# soft plastics



## fisherjayse (Jan 30, 2013)

Am keen to get others opinions of their preferred softies.

For me its Berkley Gulp, then second would be berkley gulp and third berkley gulp :lol:

They are just brilliantly scented, can be used as static bait! Fish just attracted to them.

Colours and shapes...the peppered prawn, pumpkin seed and firetiger in certain conditions. Firetiger is black and bright orange.

Shapes, the prawn range, short stick bait, jerk shads for snapper and curl tails for a bit of wiggle.

I mainly target flathead, but with the new kayak will be rack fishing flatties and bream with sp!

Jig heads?? I like fine wire gamakatsu...fine hook, better penetration. weights so far 1/8, 1/6 and 1/4...though will be going lighter for bream i believe, to keep it natural.

whats your experiences??

Fisherjayse


----------



## Barrabundy (Sep 29, 2008)

I like the Gulp Powerbaits because they'll stay on a jighead for years without degrading and they're also more supple.....probably not good for the environment though.


----------



## mangajack (Jul 23, 2007)

Zmans of late.......squidgies as the backup........powerbait 4" minnows to reminisce the early days with.

Never have liked gulp they swim like a turd in the ocean.


----------



## fisherjayse (Jan 30, 2013)

:lol: :lol: :lol: 
A turd in the ocean....fish must like turds, why else would we have sewerage piped offshore :shock:


----------



## shadowrunner (Jan 18, 2013)

Written instruction 1 >> Reproduce, unchanged, the stretch of the listing from its first line through the line that contains "y-tick-label: 0.02800000 [888,269,931,278]".

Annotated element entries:
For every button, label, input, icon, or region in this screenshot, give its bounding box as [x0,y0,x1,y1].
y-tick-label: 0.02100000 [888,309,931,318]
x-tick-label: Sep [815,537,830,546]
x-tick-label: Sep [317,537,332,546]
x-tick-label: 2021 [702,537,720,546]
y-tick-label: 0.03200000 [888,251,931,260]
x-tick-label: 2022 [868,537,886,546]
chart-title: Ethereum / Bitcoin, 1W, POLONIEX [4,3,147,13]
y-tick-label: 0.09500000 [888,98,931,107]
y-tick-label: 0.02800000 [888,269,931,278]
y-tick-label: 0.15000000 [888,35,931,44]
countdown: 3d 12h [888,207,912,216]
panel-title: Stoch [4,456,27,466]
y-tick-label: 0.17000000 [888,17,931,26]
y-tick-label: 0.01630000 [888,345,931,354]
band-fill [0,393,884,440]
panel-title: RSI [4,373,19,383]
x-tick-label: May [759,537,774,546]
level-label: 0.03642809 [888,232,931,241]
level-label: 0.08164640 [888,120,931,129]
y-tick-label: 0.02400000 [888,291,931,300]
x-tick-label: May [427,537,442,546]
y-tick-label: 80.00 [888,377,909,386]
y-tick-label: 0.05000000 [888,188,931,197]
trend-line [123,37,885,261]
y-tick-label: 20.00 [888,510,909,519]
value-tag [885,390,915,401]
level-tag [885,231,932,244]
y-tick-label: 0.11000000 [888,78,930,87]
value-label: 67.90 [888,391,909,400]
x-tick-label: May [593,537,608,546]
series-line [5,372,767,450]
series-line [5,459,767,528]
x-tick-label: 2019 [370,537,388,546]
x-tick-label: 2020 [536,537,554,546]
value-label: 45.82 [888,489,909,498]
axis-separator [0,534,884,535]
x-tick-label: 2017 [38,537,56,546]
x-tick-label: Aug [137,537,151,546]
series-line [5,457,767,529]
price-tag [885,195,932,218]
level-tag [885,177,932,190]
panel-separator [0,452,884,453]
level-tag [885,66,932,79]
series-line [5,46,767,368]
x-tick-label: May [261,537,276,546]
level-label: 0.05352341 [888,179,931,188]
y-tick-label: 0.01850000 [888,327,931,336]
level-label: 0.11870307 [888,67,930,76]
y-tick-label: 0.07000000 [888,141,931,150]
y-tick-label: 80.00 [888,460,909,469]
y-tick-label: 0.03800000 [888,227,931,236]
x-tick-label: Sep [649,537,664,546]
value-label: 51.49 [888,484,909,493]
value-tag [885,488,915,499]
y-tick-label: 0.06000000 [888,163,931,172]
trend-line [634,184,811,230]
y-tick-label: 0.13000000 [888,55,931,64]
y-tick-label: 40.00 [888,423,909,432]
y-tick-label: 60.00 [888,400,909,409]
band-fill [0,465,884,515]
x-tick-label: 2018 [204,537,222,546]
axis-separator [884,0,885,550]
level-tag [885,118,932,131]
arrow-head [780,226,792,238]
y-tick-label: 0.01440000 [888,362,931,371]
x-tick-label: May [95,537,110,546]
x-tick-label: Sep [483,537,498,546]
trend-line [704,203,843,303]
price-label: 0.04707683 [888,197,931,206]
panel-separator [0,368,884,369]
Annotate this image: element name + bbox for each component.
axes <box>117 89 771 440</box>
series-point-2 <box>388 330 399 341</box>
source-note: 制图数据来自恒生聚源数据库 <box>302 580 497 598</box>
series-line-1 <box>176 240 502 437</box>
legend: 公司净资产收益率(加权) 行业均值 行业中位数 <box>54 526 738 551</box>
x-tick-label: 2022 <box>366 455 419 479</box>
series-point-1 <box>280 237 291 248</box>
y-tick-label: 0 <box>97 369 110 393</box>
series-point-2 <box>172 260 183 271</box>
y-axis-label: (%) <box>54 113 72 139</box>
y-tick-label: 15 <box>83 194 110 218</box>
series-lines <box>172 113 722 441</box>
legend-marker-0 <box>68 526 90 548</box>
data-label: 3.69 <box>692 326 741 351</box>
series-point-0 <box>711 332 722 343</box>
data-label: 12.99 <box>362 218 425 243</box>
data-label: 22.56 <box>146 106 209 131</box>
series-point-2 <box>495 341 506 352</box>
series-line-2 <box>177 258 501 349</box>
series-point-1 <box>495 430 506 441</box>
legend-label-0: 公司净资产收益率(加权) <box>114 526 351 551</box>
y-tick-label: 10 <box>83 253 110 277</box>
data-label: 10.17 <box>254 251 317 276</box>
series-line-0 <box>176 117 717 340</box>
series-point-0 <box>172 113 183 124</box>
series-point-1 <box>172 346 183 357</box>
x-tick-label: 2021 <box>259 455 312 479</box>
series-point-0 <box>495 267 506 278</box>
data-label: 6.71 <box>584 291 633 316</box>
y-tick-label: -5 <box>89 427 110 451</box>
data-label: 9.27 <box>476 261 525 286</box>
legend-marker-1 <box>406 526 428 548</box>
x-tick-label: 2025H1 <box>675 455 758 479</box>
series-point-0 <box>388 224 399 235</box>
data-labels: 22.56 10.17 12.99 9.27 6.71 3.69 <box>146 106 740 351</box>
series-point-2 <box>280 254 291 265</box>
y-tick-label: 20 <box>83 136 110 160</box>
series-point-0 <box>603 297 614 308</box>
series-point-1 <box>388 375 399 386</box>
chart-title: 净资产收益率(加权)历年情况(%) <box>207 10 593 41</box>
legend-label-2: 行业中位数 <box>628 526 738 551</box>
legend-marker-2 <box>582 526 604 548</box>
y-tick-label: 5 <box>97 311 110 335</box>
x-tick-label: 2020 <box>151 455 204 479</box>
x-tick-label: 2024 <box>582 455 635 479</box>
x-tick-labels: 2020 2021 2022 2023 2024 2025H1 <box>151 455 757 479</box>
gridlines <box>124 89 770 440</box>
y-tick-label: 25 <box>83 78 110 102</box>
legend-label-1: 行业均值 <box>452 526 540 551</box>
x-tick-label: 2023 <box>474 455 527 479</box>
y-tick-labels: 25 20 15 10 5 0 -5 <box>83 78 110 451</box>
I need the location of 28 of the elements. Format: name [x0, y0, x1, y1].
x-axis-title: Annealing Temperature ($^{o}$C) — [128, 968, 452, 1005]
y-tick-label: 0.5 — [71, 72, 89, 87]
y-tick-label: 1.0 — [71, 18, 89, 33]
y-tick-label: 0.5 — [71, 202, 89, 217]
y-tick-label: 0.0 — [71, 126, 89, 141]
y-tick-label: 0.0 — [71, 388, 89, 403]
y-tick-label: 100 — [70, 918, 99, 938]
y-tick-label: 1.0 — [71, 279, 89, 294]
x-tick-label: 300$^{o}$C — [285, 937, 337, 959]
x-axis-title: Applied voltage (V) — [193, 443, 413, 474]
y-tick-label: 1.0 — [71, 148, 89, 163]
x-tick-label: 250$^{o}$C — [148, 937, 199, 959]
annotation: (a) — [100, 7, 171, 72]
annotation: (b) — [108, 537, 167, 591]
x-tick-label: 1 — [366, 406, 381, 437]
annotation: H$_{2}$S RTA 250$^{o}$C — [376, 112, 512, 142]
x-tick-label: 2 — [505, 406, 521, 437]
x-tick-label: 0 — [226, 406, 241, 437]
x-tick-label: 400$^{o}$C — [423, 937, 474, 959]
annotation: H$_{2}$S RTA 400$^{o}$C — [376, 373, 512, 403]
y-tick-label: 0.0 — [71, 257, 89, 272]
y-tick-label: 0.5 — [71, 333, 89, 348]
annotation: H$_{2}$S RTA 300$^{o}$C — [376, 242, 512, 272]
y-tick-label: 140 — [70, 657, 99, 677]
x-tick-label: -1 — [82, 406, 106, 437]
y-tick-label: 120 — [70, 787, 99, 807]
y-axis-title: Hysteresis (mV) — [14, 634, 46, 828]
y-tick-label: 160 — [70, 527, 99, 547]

Written instruction 2 >> Continue the forum thread about soft plastic lures from the point where it stops.

Right answer 1 >>
For every button, label, input, icon, or region in this screenshot, give its bounding box as [x0,y0,x1,y1].
y-tick-label: 0.02100000 [888,309,931,318]
x-tick-label: Sep [815,537,830,546]
x-tick-label: Sep [317,537,332,546]
x-tick-label: 2021 [702,537,720,546]
y-tick-label: 0.03200000 [888,251,931,260]
x-tick-label: 2022 [868,537,886,546]
chart-title: Ethereum / Bitcoin, 1W, POLONIEX [4,3,147,13]
y-tick-label: 0.09500000 [888,98,931,107]
y-tick-label: 0.02800000 [888,269,931,278]

Right answer 2 >>
being very new to soft plastics ( SA you use dead bait or metal lures for trolling pretty much everywhere) I am rather interested in this topic, . my soft plastic journey so far has been imitation scented prawns and Tsunami plastics ready rigged, still haven't caught a fkn thing off of them either


----------



## Neal013 (Dec 19, 2012)

mine is Squidgies , Zman and Gulp.

all depends on the day i find you get a better action with the squidgies and the zman than the Gulps but the scent really does the trick, squidgie comes with the sfactor and i do use it.

wrigglers and the neon flick baits with squidgie, the pepper prawn is deadly with the gulps and jerk baitz with zman.

as far as jig heads go ive been using the nitros latley. i only used to use TTjig heads.


----------



## Evoids (Jan 10, 2009)

Squidgie worms and wrigglers, atomic grubs and power bait minnows. I like natural colours and anything with a bit of silver or gold flash. Been meaning to try to zman plastics for ages but rod building is soaking up my fishing budget so I'm just working through my stockpile until I need more.


----------



## captaincoochin (Nov 11, 2012)

Yeah berkley gulp mainly for the range and availability.


----------



## Barrabundy (Sep 29, 2008)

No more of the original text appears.